## What is needed:
Tally the lines in the records underneath that contain the string "style", and state the figure by itself.

Start Supplied data

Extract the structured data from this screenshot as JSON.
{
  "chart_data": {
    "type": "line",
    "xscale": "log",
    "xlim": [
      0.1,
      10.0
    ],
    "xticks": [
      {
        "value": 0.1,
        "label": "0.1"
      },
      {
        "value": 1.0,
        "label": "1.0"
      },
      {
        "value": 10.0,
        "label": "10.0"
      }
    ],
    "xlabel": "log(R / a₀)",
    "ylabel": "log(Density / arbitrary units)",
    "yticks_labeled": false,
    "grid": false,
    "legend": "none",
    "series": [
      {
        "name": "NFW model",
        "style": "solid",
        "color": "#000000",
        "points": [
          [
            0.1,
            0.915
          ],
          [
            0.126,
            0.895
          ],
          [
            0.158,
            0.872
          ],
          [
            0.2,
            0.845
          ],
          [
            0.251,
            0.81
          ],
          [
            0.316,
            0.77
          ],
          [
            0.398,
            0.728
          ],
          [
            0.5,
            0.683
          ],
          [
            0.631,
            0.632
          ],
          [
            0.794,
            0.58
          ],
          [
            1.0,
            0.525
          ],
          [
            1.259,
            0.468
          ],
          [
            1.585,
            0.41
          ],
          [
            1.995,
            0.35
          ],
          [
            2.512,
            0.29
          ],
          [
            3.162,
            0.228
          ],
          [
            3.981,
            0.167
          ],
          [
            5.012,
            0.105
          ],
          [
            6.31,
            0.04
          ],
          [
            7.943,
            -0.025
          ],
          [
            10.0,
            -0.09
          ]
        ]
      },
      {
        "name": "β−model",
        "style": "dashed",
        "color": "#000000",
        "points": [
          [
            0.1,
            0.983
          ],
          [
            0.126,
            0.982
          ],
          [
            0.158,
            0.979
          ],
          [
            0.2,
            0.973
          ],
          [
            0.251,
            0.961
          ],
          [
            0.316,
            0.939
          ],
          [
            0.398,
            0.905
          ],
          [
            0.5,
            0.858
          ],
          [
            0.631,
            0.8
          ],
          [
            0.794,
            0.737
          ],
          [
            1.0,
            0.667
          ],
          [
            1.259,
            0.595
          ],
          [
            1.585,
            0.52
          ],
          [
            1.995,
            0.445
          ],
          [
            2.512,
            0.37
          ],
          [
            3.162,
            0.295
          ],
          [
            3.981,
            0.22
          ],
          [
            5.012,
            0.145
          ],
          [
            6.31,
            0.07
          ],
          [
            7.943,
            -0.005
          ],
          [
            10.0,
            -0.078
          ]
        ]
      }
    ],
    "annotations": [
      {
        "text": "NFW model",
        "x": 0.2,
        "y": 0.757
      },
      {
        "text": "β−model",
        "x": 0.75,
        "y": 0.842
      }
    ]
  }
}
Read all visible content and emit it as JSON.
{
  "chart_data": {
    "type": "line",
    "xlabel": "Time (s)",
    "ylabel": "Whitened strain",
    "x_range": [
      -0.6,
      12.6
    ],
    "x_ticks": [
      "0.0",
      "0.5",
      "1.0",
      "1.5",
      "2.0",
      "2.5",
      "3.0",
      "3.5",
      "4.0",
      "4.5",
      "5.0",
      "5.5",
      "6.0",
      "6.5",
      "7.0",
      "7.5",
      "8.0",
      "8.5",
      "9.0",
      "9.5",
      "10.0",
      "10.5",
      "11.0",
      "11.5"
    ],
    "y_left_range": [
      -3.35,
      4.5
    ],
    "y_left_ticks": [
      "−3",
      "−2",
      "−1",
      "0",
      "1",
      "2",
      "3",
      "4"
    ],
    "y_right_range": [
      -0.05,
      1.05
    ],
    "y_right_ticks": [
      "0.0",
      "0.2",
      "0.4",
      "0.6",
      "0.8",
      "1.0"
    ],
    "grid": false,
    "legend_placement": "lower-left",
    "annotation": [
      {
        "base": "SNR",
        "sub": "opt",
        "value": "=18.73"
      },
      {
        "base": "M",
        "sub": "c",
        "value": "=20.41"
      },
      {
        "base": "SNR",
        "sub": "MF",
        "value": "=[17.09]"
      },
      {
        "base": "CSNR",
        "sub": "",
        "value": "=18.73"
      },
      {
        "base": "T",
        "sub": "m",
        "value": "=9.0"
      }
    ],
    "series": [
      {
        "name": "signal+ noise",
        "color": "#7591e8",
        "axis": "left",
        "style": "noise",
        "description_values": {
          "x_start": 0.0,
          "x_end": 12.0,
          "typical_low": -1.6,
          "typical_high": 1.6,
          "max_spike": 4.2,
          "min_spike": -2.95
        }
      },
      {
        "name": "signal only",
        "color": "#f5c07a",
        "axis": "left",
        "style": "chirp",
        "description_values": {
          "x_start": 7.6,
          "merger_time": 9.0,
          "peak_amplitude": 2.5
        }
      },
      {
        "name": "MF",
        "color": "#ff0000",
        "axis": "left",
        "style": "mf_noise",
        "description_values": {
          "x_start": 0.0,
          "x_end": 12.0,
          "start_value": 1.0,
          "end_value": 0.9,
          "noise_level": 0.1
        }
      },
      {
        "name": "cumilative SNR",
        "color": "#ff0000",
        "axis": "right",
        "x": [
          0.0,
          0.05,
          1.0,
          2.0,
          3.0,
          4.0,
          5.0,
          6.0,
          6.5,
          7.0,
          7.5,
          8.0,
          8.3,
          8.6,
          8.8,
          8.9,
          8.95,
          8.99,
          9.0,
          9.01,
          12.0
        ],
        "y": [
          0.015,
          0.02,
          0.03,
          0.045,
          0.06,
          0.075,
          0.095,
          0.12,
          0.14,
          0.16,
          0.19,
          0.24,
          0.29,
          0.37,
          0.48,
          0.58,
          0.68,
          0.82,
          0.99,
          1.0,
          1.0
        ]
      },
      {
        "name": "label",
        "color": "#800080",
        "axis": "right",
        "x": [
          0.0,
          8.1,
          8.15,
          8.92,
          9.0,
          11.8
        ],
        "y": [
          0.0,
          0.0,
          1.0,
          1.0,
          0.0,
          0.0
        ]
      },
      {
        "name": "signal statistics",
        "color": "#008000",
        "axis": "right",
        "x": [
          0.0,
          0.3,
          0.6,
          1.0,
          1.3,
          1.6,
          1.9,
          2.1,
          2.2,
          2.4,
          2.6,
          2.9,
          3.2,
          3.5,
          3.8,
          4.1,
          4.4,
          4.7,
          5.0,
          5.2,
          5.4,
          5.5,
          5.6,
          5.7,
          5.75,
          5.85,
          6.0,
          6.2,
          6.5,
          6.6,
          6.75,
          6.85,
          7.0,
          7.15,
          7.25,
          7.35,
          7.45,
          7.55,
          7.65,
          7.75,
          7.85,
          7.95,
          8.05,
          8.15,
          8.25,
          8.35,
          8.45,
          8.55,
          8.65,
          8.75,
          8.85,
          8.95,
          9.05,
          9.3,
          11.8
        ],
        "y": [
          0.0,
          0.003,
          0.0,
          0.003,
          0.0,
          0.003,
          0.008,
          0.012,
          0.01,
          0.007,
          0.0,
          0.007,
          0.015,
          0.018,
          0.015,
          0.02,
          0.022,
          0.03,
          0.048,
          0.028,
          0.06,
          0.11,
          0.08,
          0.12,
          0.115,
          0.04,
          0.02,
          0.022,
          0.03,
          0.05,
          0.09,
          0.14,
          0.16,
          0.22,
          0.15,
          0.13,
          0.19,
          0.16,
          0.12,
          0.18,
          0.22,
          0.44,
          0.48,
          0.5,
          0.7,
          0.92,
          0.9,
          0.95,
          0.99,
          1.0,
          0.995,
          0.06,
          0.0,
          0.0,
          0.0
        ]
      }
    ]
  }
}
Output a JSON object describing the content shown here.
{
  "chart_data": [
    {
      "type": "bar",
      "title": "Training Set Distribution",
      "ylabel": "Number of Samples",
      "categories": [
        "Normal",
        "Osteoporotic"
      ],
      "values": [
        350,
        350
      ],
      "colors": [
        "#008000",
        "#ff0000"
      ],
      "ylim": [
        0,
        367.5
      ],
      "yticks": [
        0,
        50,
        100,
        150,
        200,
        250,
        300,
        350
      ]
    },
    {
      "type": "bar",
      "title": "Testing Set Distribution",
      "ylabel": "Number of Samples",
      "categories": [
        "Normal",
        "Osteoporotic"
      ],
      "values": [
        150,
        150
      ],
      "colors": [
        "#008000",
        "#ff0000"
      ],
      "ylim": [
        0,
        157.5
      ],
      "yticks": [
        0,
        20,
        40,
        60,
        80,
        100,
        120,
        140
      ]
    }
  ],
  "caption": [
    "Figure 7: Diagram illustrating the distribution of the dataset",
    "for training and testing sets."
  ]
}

End Supplied data

## The result:
5